OBJECTIFS —
**a)** Recopiez le passage sur les cannes à pêche et la mer entre « Cependant, quelques séances » et « toujours le cas. », ces deux segments compris.
**b)** D'après l'extrait cité, quelles précautions faut-il prendre avec une canne en bambou refendu après chaque séance en mer ? Énumérez-les toutes.
**c)** Selon le passage sur les cannes à pêche et la mer, combien de couches de vernis faut-il au minimum donner à une canne dont le vernis n'est pas intact ?

EXTRAIT CITÉ —
☆ ☆ ☆ ☆ ☆ ☆ ☆

Tout d’abord, je vous signale que la mer est plutôt néfaste pour les cannes en bambou refendu. L’humidité saline peut décoller les sections du bois, et la réparation devient impossible et plus coûteuse que l’achat d’une canne neuve.

Cependant, quelques séances ne peuvent nuire, si on prend les précautions indispensables : laver la canne à l’eau douce après chaque séance, bien l’essuyer aussitôt avec un linge doux et la placer dans un endroit sec ... s’il en existe, ce qui, dans le climat marin, n’est pas toujours le cas.

De toute façon, il est très important, avant d’emmener une canne à la mer, de vérifier que son vernis est absolument intact et, si ce n’est pas le cas, de la passer au papier de verre fin et de lui donner au moins deux couches de ce vernis transparent, dit « extérieur », dont se servaient les voituriers.

Une solution plus sûre consiste à bricoler pour la mer une vulgaire canne en bambou noir avec un « pied de bambou » d’une seule pièce que vous couperez de façon à lui donner la « puissance » désirée. Vous la garnirez d’anneaux en laiton et ferez à la base une bonne poignée en y enfilant des bouchons percés collés à la « glu marine », sur lesquels glisseront deux bagues provenant d’une virole de cuivre sciée en travers, qui serviront de porte-moulinet.

☆ ☆ ☆ ☆ ☆ ☆ ☆

DONNÉES ENREGISTRÉES —
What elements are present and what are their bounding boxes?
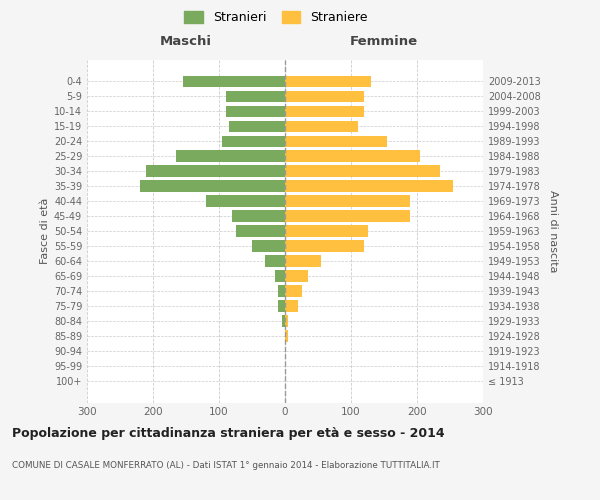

☆ ☆ ☆ ☆ ☆ ☆ ☆

RÉPONSES —
**a)**
Cependant, quelques séances ne peuvent nuire, si on prend les précautions indispensables : laver la canne à l’eau douce après chaque séance, bien l’essuyer aussitôt avec un linge doux et la placer dans un endroit sec ... s’il en existe, ce qui, dans le climat marin, n’est pas toujours le cas.

**b)**
- La laver à l'eau douce.
- Bien l'essuyer aussitôt avec un linge doux.
- La placer dans un endroit sec.

**c)** Au moins deux couches de vernis transparent dit « extérieur ».